Your task is to repeat all of the data exactly while excluding the pictures.

>> Start MATERIAL PROVIDED

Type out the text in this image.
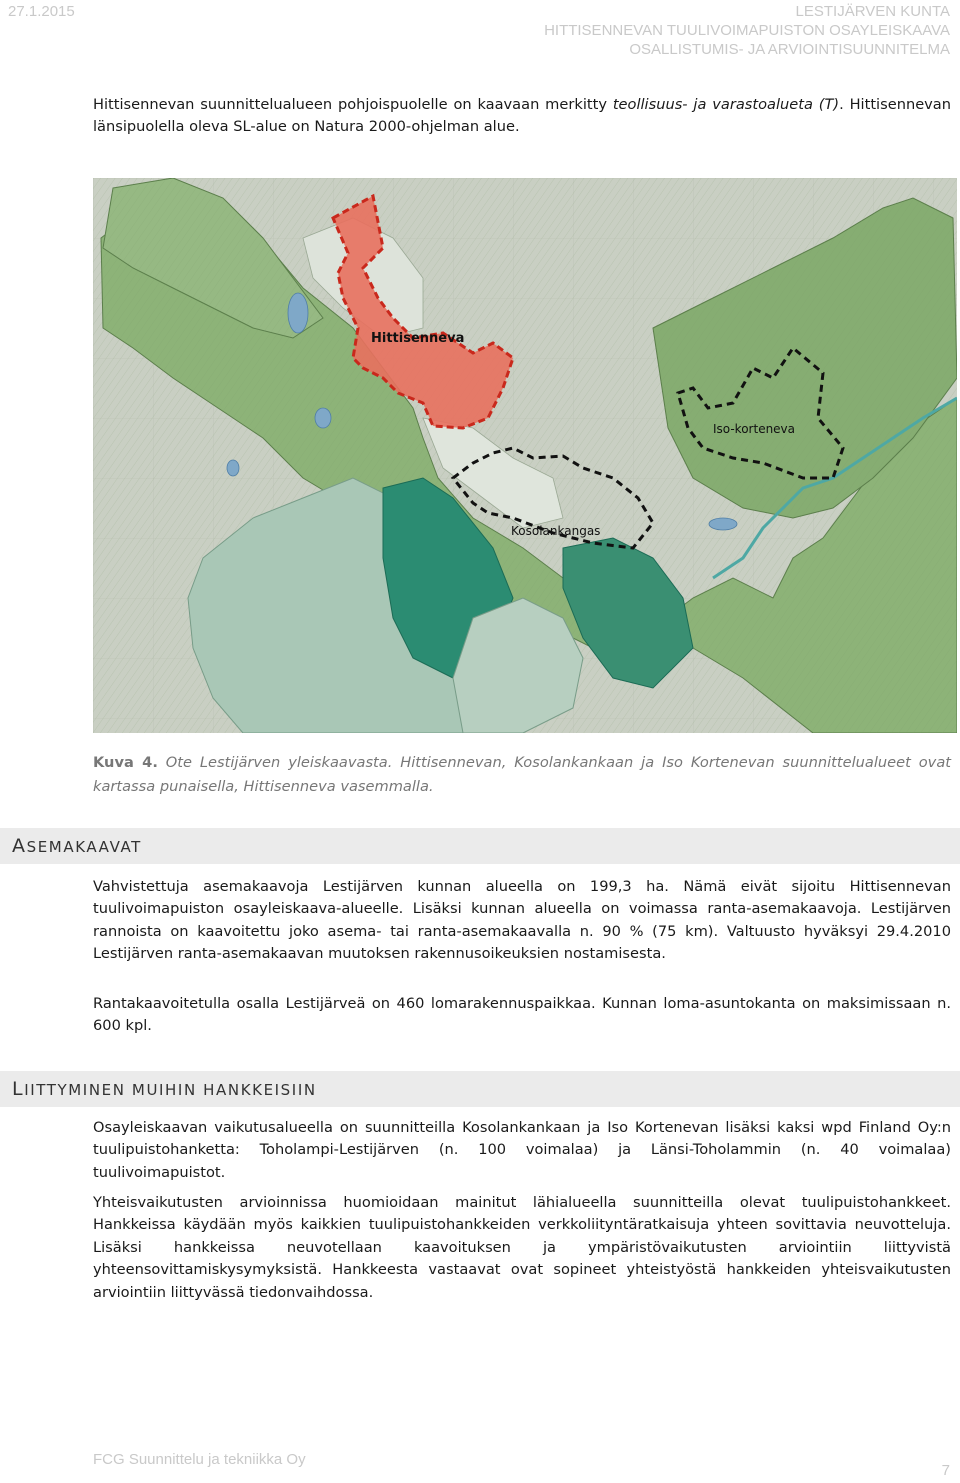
27.1.2015	LESTIJÄRVEN KUNTA
HITTISENNEVAN TUULIVOIMAPUISTON OSAYLEISKAAVA
OSALLISTUMIS- JA ARVIOINTISUUNNITELMA

Hittisennevan suunnittelualueen pohjoispuolelle on kaavaan merkitty teollisuus- ja varastoalueta (T). Hittisennevan länsipuolella oleva SL-alue on Natura 2000-ohjelman alue.

Hittisenneva
Iso-korteneva
Kosolankangas

Kuva 4. Ote Lestijärven yleiskaavasta. Hittisennevan, Kosolankankaan ja Iso Kortenevan suunnittelualueet ovat kartassa punaisella, Hittisenneva vasemmalla.

ASEMAKAAVAT

Vahvistettuja asemakaavoja Lestijärven kunnan alueella on 199,3 ha. Nämä eivät sijoitu Hittisennevan tuulivoimapuiston osayleiskaava-alueelle. Lisäksi kunnan alueella on voimassa ranta-asemakaavoja. Lestijärven rannoista on kaavoitettu joko asema- tai ranta-asemakaavalla n. 90 % (75 km). Valtuusto hyväksyi 29.4.2010 Lestijärven ranta-asemakaavan muutoksen rakennusoikeuksien nostamisesta.

Rantakaavoitetulla osalla Lestijärveä on 460 lomarakennuspaikkaa. Kunnan loma-asuntokanta on maksimissaan n. 600 kpl.

LIITTYMINEN MUIHIN HANKKEISIIN

Osayleiskaavan vaikutusalueella on suunnitteilla Kosolankankaan ja Iso Kortenevan lisäksi kaksi wpd Finland Oy:n tuulipuistohanketta: Toholampi-Lestijärven (n. 100 voimalaa) ja Länsi-Toholammin (n. 40 voimalaa) tuulivoimapuistot.

Yhteisvaikutusten arvioinnissa huomioidaan mainitut lähialueella suunnitteilla olevat tuulipuistohankkeet. Hankkeissa käydään myös kaikkien tuulipuistohankkeiden verkkoliityntäratkaisuja yhteen sovittavia neuvotteluja. Lisäksi hankkeissa neuvotellaan kaavoituksen ja ympäristövaikutusten arviointiin liittyvistä yhteensovittamiskysymyksistä. Hankkeesta vastaavat ovat sopineet yhteistyöstä hankkeiden yhteisvaikutusten arviointiin liittyvässä tiedonvaihdossa.

FCG Suunnittelu ja tekniikka Oy
7
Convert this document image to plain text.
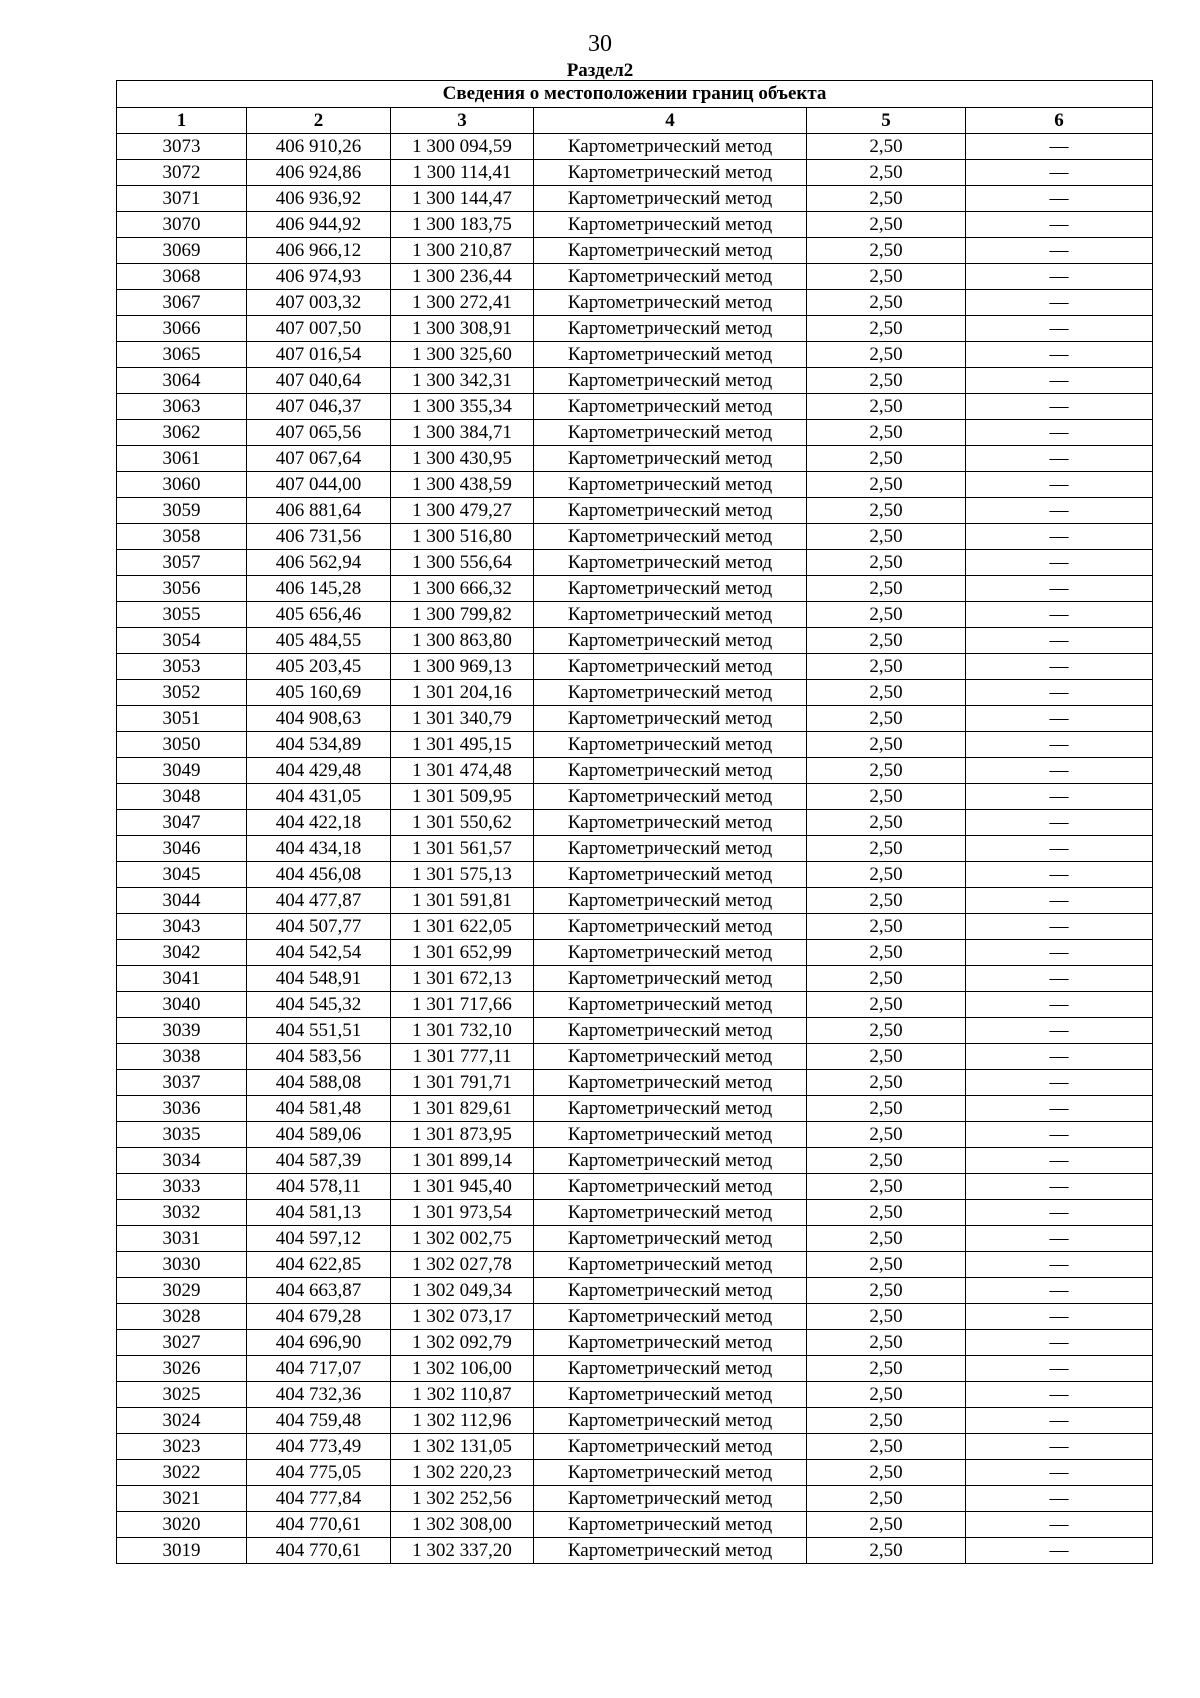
30
Раздел2
Сведения о местоположении границ объекта					
1	2	3	4	5	6
3073	406 910,26	1 300 094,59	Картометрический метод	2,50	—
3072	406 924,86	1 300 114,41	Картометрический метод	2,50	—
3071	406 936,92	1 300 144,47	Картометрический метод	2,50	—
3070	406 944,92	1 300 183,75	Картометрический метод	2,50	—
3069	406 966,12	1 300 210,87	Картометрический метод	2,50	—
3068	406 974,93	1 300 236,44	Картометрический метод	2,50	—
3067	407 003,32	1 300 272,41	Картометрический метод	2,50	—
3066	407 007,50	1 300 308,91	Картометрический метод	2,50	—
3065	407 016,54	1 300 325,60	Картометрический метод	2,50	—
3064	407 040,64	1 300 342,31	Картометрический метод	2,50	—
3063	407 046,37	1 300 355,34	Картометрический метод	2,50	—
3062	407 065,56	1 300 384,71	Картометрический метод	2,50	—
3061	407 067,64	1 300 430,95	Картометрический метод	2,50	—
3060	407 044,00	1 300 438,59	Картометрический метод	2,50	—
3059	406 881,64	1 300 479,27	Картометрический метод	2,50	—
3058	406 731,56	1 300 516,80	Картометрический метод	2,50	—
3057	406 562,94	1 300 556,64	Картометрический метод	2,50	—
3056	406 145,28	1 300 666,32	Картометрический метод	2,50	—
3055	405 656,46	1 300 799,82	Картометрический метод	2,50	—
3054	405 484,55	1 300 863,80	Картометрический метод	2,50	—
3053	405 203,45	1 300 969,13	Картометрический метод	2,50	—
3052	405 160,69	1 301 204,16	Картометрический метод	2,50	—
3051	404 908,63	1 301 340,79	Картометрический метод	2,50	—
3050	404 534,89	1 301 495,15	Картометрический метод	2,50	—
3049	404 429,48	1 301 474,48	Картометрический метод	2,50	—
3048	404 431,05	1 301 509,95	Картометрический метод	2,50	—
3047	404 422,18	1 301 550,62	Картометрический метод	2,50	—
3046	404 434,18	1 301 561,57	Картометрический метод	2,50	—
3045	404 456,08	1 301 575,13	Картометрический метод	2,50	—
3044	404 477,87	1 301 591,81	Картометрический метод	2,50	—
3043	404 507,77	1 301 622,05	Картометрический метод	2,50	—
3042	404 542,54	1 301 652,99	Картометрический метод	2,50	—
3041	404 548,91	1 301 672,13	Картометрический метод	2,50	—
3040	404 545,32	1 301 717,66	Картометрический метод	2,50	—
3039	404 551,51	1 301 732,10	Картометрический метод	2,50	—
3038	404 583,56	1 301 777,11	Картометрический метод	2,50	—
3037	404 588,08	1 301 791,71	Картометрический метод	2,50	—
3036	404 581,48	1 301 829,61	Картометрический метод	2,50	—
3035	404 589,06	1 301 873,95	Картометрический метод	2,50	—
3034	404 587,39	1 301 899,14	Картометрический метод	2,50	—
3033	404 578,11	1 301 945,40	Картометрический метод	2,50	—
3032	404 581,13	1 301 973,54	Картометрический метод	2,50	—
3031	404 597,12	1 302 002,75	Картометрический метод	2,50	—
3030	404 622,85	1 302 027,78	Картометрический метод	2,50	—
3029	404 663,87	1 302 049,34	Картометрический метод	2,50	—
3028	404 679,28	1 302 073,17	Картометрический метод	2,50	—
3027	404 696,90	1 302 092,79	Картометрический метод	2,50	—
3026	404 717,07	1 302 106,00	Картометрический метод	2,50	—
3025	404 732,36	1 302 110,87	Картометрический метод	2,50	—
3024	404 759,48	1 302 112,96	Картометрический метод	2,50	—
3023	404 773,49	1 302 131,05	Картометрический метод	2,50	—
3022	404 775,05	1 302 220,23	Картометрический метод	2,50	—
3021	404 777,84	1 302 252,56	Картометрический метод	2,50	—
3020	404 770,61	1 302 308,00	Картометрический метод	2,50	—
3019	404 770,61	1 302 337,20	Картометрический метод	2,50	—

>> End MATERIAL PROVIDED

COMPLETE OUTPUT>
Type out the text in this image.
27.1.2015	LESTIJÄRVEN KUNTA
HITTISENNEVAN TUULIVOIMAPUISTON OSAYLEISKAAVA
OSALLISTUMIS- JA ARVIOINTISUUNNITELMA

Hittisennevan suunnittelualueen pohjoispuolelle on kaavaan merkitty teollisuus- ja varastoalueta (T). Hittisennevan länsipuolella oleva SL-alue on Natura 2000-ohjelman alue.

Hittisenneva
Iso-korteneva
Kosolankangas

Kuva 4. Ote Lestijärven yleiskaavasta. Hittisennevan, Kosolankankaan ja Iso Kortenevan suunnittelualueet ovat kartassa punaisella, Hittisenneva vasemmalla.

ASEMAKAAVAT

Vahvistettuja asemakaavoja Lestijärven kunnan alueella on 199,3 ha. Nämä eivät sijoitu Hittisennevan tuulivoimapuiston osayleiskaava-alueelle. Lisäksi kunnan alueella on voimassa ranta-asemakaavoja. Lestijärven rannoista on kaavoitettu joko asema- tai ranta-asemakaavalla n. 90 % (75 km). Valtuusto hyväksyi 29.4.2010 Lestijärven ranta-asemakaavan muutoksen rakennusoikeuksien nostamisesta.

Rantakaavoitetulla osalla Lestijärveä on 460 lomarakennuspaikkaa. Kunnan loma-asuntokanta on maksimissaan n. 600 kpl.

LIITTYMINEN MUIHIN HANKKEISIIN

Osayleiskaavan vaikutusalueella on suunnitteilla Kosolankankaan ja Iso Kortenevan lisäksi kaksi wpd Finland Oy:n tuulipuistohanketta: Toholampi-Lestijärven (n. 100 voimalaa) ja Länsi-Toholammin (n. 40 voimalaa) tuulivoimapuistot.

Yhteisvaikutusten arvioinnissa huomioidaan mainitut lähialueella suunnitteilla olevat tuulipuistohankkeet. Hankkeissa käydään myös kaikkien tuulipuistohankkeiden verkkoliityntäratkaisuja yhteen sovittavia neuvotteluja. Lisäksi hankkeissa neuvotellaan kaavoituksen ja ympäristövaikutusten arviointiin liittyvistä yhteensovittamiskysymyksistä. Hankkeesta vastaavat ovat sopineet yhteistyöstä hankkeiden yhteisvaikutusten arviointiin liittyvässä tiedonvaihdossa.

FCG Suunnittelu ja tekniikka Oy
7
Convert this document image to plain text.
30
Раздел2
Сведения о местоположении границ объекта					
1	2	3	4	5	6
3073	406 910,26	1 300 094,59	Картометрический метод	2,50	—
3072	406 924,86	1 300 114,41	Картометрический метод	2,50	—
3071	406 936,92	1 300 144,47	Картометрический метод	2,50	—
3070	406 944,92	1 300 183,75	Картометрический метод	2,50	—
3069	406 966,12	1 300 210,87	Картометрический метод	2,50	—
3068	406 974,93	1 300 236,44	Картометрический метод	2,50	—
3067	407 003,32	1 300 272,41	Картометрический метод	2,50	—
3066	407 007,50	1 300 308,91	Картометрический метод	2,50	—
3065	407 016,54	1 300 325,60	Картометрический метод	2,50	—
3064	407 040,64	1 300 342,31	Картометрический метод	2,50	—
3063	407 046,37	1 300 355,34	Картометрический метод	2,50	—
3062	407 065,56	1 300 384,71	Картометрический метод	2,50	—
3061	407 067,64	1 300 430,95	Картометрический метод	2,50	—
3060	407 044,00	1 300 438,59	Картометрический метод	2,50	—
3059	406 881,64	1 300 479,27	Картометрический метод	2,50	—
3058	406 731,56	1 300 516,80	Картометрический метод	2,50	—
3057	406 562,94	1 300 556,64	Картометрический метод	2,50	—
3056	406 145,28	1 300 666,32	Картометрический метод	2,50	—
3055	405 656,46	1 300 799,82	Картометрический метод	2,50	—
3054	405 484,55	1 300 863,80	Картометрический метод	2,50	—
3053	405 203,45	1 300 969,13	Картометрический метод	2,50	—
3052	405 160,69	1 301 204,16	Картометрический метод	2,50	—
3051	404 908,63	1 301 340,79	Картометрический метод	2,50	—
3050	404 534,89	1 301 495,15	Картометрический метод	2,50	—
3049	404 429,48	1 301 474,48	Картометрический метод	2,50	—
3048	404 431,05	1 301 509,95	Картометрический метод	2,50	—
3047	404 422,18	1 301 550,62	Картометрический метод	2,50	—
3046	404 434,18	1 301 561,57	Картометрический метод	2,50	—
3045	404 456,08	1 301 575,13	Картометрический метод	2,50	—
3044	404 477,87	1 301 591,81	Картометрический метод	2,50	—
3043	404 507,77	1 301 622,05	Картометрический метод	2,50	—
3042	404 542,54	1 301 652,99	Картометрический метод	2,50	—
3041	404 548,91	1 301 672,13	Картометрический метод	2,50	—
3040	404 545,32	1 301 717,66	Картометрический метод	2,50	—
3039	404 551,51	1 301 732,10	Картометрический метод	2,50	—
3038	404 583,56	1 301 777,11	Картометрический метод	2,50	—
3037	404 588,08	1 301 791,71	Картометрический метод	2,50	—
3036	404 581,48	1 301 829,61	Картометрический метод	2,50	—
3035	404 589,06	1 301 873,95	Картометрический метод	2,50	—
3034	404 587,39	1 301 899,14	Картометрический метод	2,50	—
3033	404 578,11	1 301 945,40	Картометрический метод	2,50	—
3032	404 581,13	1 301 973,54	Картометрический метод	2,50	—
3031	404 597,12	1 302 002,75	Картометрический метод	2,50	—
3030	404 622,85	1 302 027,78	Картометрический метод	2,50	—
3029	404 663,87	1 302 049,34	Картометрический метод	2,50	—
3028	404 679,28	1 302 073,17	Картометрический метод	2,50	—
3027	404 696,90	1 302 092,79	Картометрический метод	2,50	—
3026	404 717,07	1 302 106,00	Картометрический метод	2,50	—
3025	404 732,36	1 302 110,87	Картометрический метод	2,50	—
3024	404 759,48	1 302 112,96	Картометрический метод	2,50	—
3023	404 773,49	1 302 131,05	Картометрический метод	2,50	—
3022	404 775,05	1 302 220,23	Картометрический метод	2,50	—
3021	404 777,84	1 302 252,56	Картометрический метод	2,50	—
3020	404 770,61	1 302 308,00	Картометрический метод	2,50	—
3019	404 770,61	1 302 337,20	Картометрический метод	2,50	—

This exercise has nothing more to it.